◆ **SUPPLIED PASSAGE**
※
I wonder how many of those devs use a password manager and just thought it was magic they didn't need to worry about when they were writing those kinds of forms.

I assumed that kind of markup had to exist, but its not my job to do web development at all, so time being finite, I'd never seen those. But I always assumed that they'd have to exist if I ever went looking. Why do people whose job it is to know these things not bother checking?


The problem is there are too many standards and they are all clutered on too many websites. I mean there should be a website listing the standard in an easy way.


Where are these various autocompletes detailed?




Just wanted to add some detail on how the 1Password extension operates here, since the term "autofill" can be ambiguous:

1. The "autofill" function only fills in the credit number when the user specifically tells it to; it does not proactively fill forms with no user intervention.

2. "autofill" does not automatically submit the form after filling (although certain forms may be implemented to submit automatically once complete); in this particular case, the user still has a chance to review the completed form before manually clicking the subscribe button.


All of this isn't particularly relevant if the function is abysmally terrible at filling the correct fields with the correct data, which in the case of 1Password certainly seems to be the case.

In the example posted here, it happily completed fields for the credit card expiration year TWICE on the same form, one of which was pre-populated with a value that could not possibly have been a year. The apparent cause is because the substring 'year' appeared in the field name. Levenshtein distance of 12 for a 4 letter word? Yep, looks good! I mean, it's a result so certain there's no need to prompt the user, highlight changed fields or anything, right?
※
◆ **MATERIAL PROVIDED**
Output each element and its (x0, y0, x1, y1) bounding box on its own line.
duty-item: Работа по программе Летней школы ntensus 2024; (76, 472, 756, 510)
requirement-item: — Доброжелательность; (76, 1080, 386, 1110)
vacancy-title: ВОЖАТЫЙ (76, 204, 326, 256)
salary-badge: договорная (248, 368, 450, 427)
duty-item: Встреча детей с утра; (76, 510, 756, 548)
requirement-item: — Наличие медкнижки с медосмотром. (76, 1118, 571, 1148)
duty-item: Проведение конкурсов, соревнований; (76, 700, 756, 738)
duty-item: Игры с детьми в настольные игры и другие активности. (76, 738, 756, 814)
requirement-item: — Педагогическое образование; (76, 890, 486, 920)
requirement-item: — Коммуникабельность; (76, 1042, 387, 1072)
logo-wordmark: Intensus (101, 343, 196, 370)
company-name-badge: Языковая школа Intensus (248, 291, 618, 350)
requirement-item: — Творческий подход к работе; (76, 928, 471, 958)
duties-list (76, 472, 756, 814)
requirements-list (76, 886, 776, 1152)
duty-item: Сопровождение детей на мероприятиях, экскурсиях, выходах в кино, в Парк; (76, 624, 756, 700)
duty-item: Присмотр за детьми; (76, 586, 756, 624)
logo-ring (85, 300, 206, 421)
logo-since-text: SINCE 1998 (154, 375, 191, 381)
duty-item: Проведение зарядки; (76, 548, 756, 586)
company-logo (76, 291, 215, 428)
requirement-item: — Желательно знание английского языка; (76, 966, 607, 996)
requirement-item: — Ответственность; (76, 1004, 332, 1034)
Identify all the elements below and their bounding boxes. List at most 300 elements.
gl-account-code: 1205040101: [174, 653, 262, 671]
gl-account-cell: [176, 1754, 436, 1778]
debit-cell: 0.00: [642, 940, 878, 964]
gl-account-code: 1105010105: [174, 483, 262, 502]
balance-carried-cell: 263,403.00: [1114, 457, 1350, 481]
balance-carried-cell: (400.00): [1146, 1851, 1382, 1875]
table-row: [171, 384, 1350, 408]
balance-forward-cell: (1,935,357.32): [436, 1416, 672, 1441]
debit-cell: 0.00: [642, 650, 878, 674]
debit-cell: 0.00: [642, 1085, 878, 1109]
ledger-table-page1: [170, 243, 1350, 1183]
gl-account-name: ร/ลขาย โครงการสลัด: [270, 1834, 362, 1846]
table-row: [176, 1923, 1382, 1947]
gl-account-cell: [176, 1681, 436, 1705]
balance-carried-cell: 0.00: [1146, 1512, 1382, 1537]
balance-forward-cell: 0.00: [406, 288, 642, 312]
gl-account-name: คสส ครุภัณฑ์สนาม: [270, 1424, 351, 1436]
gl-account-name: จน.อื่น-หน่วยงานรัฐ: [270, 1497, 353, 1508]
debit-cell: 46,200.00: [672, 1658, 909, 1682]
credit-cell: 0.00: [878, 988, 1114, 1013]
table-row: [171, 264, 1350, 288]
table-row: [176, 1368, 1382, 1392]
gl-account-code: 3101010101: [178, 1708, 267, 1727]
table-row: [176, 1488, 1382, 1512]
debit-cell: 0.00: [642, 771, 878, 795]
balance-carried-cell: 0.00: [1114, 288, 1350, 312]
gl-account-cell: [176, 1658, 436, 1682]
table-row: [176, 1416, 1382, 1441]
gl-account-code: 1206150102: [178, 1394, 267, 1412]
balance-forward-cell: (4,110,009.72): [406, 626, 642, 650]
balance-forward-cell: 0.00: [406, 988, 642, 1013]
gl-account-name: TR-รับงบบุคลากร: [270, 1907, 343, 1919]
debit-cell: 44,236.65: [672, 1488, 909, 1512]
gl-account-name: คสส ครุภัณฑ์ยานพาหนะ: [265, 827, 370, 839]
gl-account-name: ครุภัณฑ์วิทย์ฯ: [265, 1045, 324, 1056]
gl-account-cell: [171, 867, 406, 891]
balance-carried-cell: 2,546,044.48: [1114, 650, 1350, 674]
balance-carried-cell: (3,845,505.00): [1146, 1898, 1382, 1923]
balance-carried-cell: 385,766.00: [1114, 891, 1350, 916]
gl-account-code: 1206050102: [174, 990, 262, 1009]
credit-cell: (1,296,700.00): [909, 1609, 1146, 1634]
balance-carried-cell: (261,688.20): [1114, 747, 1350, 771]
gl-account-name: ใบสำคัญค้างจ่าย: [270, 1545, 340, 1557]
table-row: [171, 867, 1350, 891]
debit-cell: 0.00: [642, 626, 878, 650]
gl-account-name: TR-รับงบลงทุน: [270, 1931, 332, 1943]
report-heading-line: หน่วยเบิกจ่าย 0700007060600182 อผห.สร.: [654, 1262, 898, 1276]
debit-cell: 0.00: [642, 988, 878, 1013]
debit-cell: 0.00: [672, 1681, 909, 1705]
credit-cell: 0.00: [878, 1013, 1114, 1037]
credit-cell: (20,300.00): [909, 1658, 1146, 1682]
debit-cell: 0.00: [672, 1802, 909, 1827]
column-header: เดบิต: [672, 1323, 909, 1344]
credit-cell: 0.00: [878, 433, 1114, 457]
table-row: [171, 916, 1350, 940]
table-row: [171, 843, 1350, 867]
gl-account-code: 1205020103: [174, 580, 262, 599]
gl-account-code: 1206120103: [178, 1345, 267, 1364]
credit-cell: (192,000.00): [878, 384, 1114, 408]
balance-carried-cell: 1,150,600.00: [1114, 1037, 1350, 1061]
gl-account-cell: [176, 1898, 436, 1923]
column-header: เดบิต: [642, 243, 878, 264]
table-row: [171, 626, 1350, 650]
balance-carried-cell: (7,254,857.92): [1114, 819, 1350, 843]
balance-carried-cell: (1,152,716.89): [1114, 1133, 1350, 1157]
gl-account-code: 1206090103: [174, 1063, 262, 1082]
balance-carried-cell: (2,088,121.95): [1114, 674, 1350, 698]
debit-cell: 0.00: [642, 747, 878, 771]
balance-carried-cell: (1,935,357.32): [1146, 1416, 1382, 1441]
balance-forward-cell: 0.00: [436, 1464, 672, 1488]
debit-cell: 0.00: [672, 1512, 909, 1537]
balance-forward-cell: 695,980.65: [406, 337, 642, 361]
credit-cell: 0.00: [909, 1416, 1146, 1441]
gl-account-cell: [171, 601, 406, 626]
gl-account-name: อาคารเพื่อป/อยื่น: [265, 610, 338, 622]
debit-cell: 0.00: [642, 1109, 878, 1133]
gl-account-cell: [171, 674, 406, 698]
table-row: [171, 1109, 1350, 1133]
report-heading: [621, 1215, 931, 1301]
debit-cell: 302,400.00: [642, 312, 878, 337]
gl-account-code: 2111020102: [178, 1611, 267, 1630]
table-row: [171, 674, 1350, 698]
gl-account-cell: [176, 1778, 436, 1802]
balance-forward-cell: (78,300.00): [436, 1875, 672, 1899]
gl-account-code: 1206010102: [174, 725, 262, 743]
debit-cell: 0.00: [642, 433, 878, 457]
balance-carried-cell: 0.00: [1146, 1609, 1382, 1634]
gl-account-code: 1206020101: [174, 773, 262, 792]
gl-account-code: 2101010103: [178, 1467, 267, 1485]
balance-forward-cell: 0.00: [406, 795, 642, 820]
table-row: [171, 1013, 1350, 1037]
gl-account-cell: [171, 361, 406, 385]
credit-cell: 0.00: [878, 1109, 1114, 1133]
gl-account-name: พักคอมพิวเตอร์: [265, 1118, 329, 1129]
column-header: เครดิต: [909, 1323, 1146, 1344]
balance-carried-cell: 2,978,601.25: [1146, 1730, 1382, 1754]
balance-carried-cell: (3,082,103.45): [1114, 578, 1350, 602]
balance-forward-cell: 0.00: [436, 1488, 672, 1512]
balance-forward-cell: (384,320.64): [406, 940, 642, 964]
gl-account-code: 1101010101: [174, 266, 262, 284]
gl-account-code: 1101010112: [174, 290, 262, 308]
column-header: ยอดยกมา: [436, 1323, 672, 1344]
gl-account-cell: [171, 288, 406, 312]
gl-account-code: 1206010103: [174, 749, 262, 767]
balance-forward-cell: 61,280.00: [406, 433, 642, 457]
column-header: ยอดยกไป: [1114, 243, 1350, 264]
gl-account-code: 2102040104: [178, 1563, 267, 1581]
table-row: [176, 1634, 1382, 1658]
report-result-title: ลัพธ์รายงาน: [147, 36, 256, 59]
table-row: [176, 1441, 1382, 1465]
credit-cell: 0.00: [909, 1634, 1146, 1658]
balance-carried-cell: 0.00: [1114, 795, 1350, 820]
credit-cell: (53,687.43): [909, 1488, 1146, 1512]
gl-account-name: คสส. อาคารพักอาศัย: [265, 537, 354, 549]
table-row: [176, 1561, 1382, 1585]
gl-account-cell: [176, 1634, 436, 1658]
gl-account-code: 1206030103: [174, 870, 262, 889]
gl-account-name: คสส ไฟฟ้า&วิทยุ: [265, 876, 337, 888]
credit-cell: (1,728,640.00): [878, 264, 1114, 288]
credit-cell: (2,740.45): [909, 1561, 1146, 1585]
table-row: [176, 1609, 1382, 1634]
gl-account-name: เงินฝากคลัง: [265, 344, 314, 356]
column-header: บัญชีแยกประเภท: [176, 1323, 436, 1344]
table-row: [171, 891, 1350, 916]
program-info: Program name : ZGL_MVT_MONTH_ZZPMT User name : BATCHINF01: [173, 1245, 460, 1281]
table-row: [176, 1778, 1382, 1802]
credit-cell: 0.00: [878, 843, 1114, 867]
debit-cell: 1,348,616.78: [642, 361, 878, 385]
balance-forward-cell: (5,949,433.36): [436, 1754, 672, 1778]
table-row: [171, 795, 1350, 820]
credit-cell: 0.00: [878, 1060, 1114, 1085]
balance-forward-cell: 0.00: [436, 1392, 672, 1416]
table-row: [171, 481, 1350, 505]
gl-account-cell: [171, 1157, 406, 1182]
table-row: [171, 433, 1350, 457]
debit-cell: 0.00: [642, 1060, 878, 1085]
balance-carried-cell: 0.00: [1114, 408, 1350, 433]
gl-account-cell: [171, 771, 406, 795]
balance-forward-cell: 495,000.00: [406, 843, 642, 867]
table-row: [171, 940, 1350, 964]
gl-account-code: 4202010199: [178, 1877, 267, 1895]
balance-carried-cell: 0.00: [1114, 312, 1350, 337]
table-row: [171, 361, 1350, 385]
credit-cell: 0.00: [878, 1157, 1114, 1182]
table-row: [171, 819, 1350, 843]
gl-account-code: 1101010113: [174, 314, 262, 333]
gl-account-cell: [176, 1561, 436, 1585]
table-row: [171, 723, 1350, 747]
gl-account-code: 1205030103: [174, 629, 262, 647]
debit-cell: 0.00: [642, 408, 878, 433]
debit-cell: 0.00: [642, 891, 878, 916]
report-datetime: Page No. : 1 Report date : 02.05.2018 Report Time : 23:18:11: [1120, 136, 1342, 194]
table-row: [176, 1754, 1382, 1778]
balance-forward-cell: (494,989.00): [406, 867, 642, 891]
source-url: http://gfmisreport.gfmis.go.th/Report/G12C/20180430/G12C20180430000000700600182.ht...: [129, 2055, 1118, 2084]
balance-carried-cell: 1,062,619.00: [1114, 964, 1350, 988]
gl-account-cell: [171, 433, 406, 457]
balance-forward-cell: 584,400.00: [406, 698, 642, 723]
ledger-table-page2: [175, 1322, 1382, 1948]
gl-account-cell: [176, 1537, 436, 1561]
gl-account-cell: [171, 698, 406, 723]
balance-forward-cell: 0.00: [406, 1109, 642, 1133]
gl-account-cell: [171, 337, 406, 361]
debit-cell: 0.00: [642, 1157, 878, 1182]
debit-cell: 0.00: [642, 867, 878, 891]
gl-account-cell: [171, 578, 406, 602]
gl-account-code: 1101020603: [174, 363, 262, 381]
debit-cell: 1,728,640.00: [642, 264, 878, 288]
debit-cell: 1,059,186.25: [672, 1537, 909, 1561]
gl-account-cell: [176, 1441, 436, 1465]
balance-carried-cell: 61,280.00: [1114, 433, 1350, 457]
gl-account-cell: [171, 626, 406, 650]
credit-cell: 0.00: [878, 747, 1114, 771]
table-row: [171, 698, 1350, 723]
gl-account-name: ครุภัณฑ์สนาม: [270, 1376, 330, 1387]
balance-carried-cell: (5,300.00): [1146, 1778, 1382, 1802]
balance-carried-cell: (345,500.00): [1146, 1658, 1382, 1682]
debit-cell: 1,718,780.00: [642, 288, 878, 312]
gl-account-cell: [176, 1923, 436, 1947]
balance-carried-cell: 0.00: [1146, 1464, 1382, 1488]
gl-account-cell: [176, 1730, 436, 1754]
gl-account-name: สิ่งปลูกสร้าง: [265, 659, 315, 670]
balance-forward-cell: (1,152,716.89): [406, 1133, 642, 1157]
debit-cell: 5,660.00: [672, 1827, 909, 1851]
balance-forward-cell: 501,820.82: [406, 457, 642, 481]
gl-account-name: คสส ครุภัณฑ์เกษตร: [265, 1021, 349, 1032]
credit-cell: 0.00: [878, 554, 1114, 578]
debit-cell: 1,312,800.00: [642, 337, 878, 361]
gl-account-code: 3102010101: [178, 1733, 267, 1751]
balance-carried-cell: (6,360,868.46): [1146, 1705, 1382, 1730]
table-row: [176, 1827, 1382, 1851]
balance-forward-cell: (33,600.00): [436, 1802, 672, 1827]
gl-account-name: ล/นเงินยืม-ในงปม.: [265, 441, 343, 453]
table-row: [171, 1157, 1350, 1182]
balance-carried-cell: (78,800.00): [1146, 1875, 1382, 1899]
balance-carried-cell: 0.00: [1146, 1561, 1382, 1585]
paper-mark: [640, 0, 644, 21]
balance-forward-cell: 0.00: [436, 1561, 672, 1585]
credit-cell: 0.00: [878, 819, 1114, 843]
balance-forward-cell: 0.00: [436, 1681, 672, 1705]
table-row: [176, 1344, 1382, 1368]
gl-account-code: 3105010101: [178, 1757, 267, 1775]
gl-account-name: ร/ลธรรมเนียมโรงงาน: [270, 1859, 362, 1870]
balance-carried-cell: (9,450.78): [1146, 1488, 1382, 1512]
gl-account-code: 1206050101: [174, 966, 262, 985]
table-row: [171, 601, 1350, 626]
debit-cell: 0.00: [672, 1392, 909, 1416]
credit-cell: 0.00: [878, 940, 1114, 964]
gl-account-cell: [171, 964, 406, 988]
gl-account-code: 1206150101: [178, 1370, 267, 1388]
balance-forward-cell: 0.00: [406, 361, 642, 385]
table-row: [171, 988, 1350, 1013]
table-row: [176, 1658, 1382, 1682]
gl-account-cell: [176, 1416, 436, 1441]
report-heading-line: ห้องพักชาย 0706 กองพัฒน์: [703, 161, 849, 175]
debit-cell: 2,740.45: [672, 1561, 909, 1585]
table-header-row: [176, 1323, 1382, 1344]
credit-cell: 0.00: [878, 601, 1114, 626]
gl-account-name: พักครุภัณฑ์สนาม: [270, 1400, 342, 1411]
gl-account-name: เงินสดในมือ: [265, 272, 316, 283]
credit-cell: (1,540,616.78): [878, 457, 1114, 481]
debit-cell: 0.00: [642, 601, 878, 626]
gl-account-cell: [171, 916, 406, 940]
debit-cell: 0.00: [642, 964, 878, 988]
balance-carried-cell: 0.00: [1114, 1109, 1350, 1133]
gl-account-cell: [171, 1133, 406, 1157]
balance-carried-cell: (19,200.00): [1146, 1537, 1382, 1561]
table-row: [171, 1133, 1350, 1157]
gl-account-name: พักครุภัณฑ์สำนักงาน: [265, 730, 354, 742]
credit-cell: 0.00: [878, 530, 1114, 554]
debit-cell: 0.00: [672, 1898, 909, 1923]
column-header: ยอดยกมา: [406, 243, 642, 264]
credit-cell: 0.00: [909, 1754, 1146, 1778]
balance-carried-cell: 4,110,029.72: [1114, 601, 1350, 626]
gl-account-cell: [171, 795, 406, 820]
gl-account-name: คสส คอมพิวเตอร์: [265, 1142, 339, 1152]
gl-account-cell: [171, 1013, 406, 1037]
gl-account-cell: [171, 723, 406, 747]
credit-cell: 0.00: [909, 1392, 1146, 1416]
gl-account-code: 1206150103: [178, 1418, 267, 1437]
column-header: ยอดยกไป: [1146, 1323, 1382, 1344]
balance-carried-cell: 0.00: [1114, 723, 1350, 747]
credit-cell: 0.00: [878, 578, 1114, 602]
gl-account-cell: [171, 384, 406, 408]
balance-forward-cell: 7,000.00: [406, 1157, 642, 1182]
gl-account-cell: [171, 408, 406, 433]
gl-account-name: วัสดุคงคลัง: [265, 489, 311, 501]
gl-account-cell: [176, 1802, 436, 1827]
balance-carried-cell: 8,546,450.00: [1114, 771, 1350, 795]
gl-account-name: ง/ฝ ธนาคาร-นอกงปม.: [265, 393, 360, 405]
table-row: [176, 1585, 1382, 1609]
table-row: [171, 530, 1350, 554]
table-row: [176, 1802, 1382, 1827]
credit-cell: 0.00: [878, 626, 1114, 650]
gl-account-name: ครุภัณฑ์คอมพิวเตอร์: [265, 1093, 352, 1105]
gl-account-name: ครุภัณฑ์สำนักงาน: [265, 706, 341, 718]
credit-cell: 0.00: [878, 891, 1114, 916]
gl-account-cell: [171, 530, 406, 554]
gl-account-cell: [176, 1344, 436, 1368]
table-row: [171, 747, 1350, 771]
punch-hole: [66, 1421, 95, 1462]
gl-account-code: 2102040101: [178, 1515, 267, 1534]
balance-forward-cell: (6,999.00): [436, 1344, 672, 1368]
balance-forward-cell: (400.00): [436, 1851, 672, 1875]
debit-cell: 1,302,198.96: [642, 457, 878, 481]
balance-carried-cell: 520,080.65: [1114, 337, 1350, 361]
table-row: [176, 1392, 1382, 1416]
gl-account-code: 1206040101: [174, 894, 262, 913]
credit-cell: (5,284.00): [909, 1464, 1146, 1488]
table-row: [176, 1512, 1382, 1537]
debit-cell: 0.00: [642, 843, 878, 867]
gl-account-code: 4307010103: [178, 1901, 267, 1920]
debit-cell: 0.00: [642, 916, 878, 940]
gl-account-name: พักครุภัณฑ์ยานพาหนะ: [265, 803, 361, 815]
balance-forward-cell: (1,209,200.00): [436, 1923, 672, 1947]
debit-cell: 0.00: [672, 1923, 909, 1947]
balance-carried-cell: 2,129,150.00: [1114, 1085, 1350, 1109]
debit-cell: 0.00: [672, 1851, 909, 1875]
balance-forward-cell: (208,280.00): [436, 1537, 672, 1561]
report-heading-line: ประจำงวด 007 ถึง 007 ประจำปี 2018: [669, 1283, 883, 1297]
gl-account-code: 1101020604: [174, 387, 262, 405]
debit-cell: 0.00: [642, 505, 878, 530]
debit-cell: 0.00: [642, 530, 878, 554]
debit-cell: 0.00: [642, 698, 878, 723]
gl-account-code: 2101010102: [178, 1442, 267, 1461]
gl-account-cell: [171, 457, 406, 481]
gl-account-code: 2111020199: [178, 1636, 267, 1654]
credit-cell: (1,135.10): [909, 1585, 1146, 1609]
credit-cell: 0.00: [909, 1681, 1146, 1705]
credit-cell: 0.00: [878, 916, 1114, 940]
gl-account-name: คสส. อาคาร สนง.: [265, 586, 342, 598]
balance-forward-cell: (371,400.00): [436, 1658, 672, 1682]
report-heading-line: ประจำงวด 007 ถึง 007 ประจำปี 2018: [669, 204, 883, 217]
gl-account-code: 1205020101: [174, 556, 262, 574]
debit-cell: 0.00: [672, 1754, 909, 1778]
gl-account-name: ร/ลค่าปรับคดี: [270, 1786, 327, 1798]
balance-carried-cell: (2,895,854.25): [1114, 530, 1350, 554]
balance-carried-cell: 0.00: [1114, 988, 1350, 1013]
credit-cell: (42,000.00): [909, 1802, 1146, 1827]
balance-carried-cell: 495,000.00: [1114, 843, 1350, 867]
※
◆ **EXERCISE**
Reproduce the autofill discussion word for word, starting at "The problem is" and ending at "various autocompletes detailed?".

◆ **TASK SOLUTION**
The problem is there are too many standards and they are all clutered on too many websites. I mean there should be a website listing the standard in an easy way.


Where are these various autocompletes detailed?